== Dataset entries ==
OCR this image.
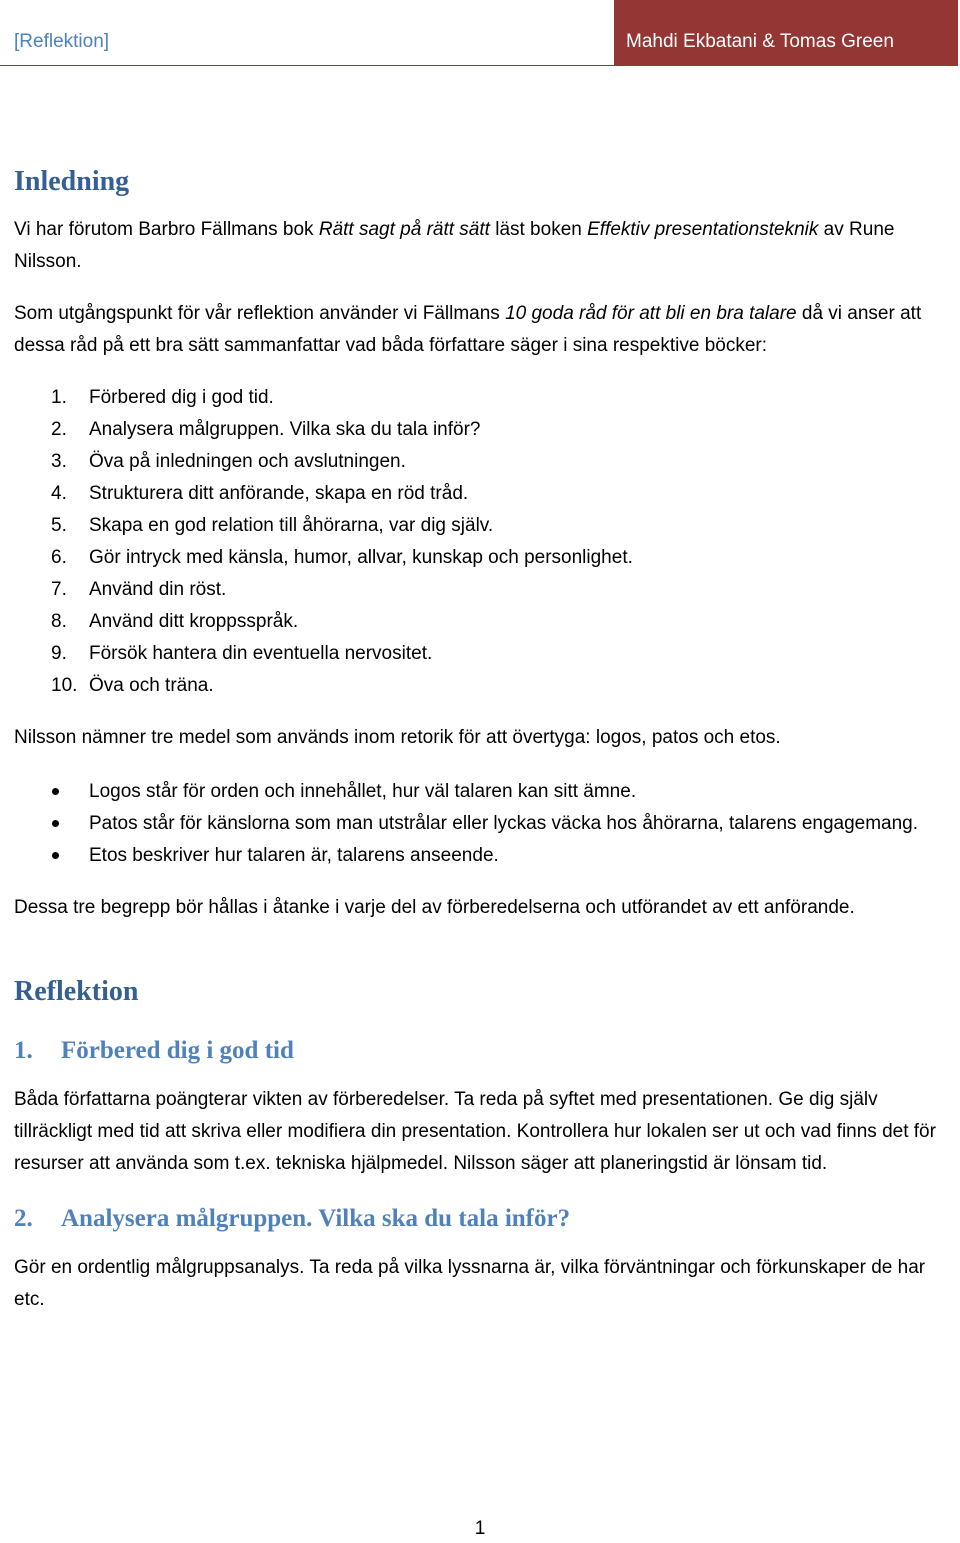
[Reflektion]	Mahdi Ekbatani & Tomas Green
Inledning

Vi har förutom Barbro Fällmans bok Rätt sagt på rätt sätt läst boken Effektiv presentationsteknik av Rune Nilsson.

Som utgångspunkt för vår reflektion använder vi Fällmans 10 goda råd för att bli en bra talare då vi anser att dessa råd på ett bra sätt sammanfattar vad båda författare säger i sina respektive böcker:

1. Förbered dig i god tid.
2. Analysera målgruppen. Vilka ska du tala inför?
3. Öva på inledningen och avslutningen.
4. Strukturera ditt anförande, skapa en röd tråd.
5. Skapa en god relation till åhörarna, var dig själv.
6. Gör intryck med känsla, humor, allvar, kunskap och personlighet.
7. Använd din röst.
8. Använd ditt kroppsspråk.
9. Försök hantera din eventuella nervositet.
10. Öva och träna.

Nilsson nämner tre medel som används inom retorik för att övertyga: logos, patos och etos.

Logos står för orden och innehållet, hur väl talaren kan sitt ämne.
Patos står för känslorna som man utstrålar eller lyckas väcka hos åhörarna, talarens engagemang.
Etos beskriver hur talaren är, talarens anseende.

Dessa tre begrepp bör hållas i åtanke i varje del av förberedelserna och utförandet av ett anförande.

Reflektion
1. Förbered dig i god tid

Båda författarna poängterar vikten av förberedelser. Ta reda på syftet med presentationen. Ge dig själv tillräckligt med tid att skriva eller modifiera din presentation. Kontrollera hur lokalen ser ut och vad finns det för resurser att använda som t.ex. tekniska hjälpmedel. Nilsson säger att planeringstid är lönsam tid.

2. Analysera målgruppen. Vilka ska du tala inför?

Gör en ordentlig målgruppsanalys. Ta reda på vilka lyssnarna är, vilka förväntningar och förkunskaper de har etc.

1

== What this task involves ==
Skipping the pictures, transcribe each line above exactly as it appears.

== Answer below ==
OCR this image.
[Reflektion]	Mahdi Ekbatani & Tomas Green
Inledning

Vi har förutom Barbro Fällmans bok Rätt sagt på rätt sätt läst boken Effektiv presentationsteknik av Rune Nilsson.

Som utgångspunkt för vår reflektion använder vi Fällmans 10 goda råd för att bli en bra talare då vi anser att dessa råd på ett bra sätt sammanfattar vad båda författare säger i sina respektive böcker:

1. Förbered dig i god tid.
2. Analysera målgruppen. Vilka ska du tala inför?
3. Öva på inledningen och avslutningen.
4. Strukturera ditt anförande, skapa en röd tråd.
5. Skapa en god relation till åhörarna, var dig själv.
6. Gör intryck med känsla, humor, allvar, kunskap och personlighet.
7. Använd din röst.
8. Använd ditt kroppsspråk.
9. Försök hantera din eventuella nervositet.
10. Öva och träna.

Nilsson nämner tre medel som används inom retorik för att övertyga: logos, patos och etos.

Logos står för orden och innehållet, hur väl talaren kan sitt ämne.
Patos står för känslorna som man utstrålar eller lyckas väcka hos åhörarna, talarens engagemang.
Etos beskriver hur talaren är, talarens anseende.

Dessa tre begrepp bör hållas i åtanke i varje del av förberedelserna och utförandet av ett anförande.

Reflektion
1. Förbered dig i god tid

Båda författarna poängterar vikten av förberedelser. Ta reda på syftet med presentationen. Ge dig själv tillräckligt med tid att skriva eller modifiera din presentation. Kontrollera hur lokalen ser ut och vad finns det för resurser att använda som t.ex. tekniska hjälpmedel. Nilsson säger att planeringstid är lönsam tid.

2. Analysera målgruppen. Vilka ska du tala inför?

Gör en ordentlig målgruppsanalys. Ta reda på vilka lyssnarna är, vilka förväntningar och förkunskaper de har etc.

1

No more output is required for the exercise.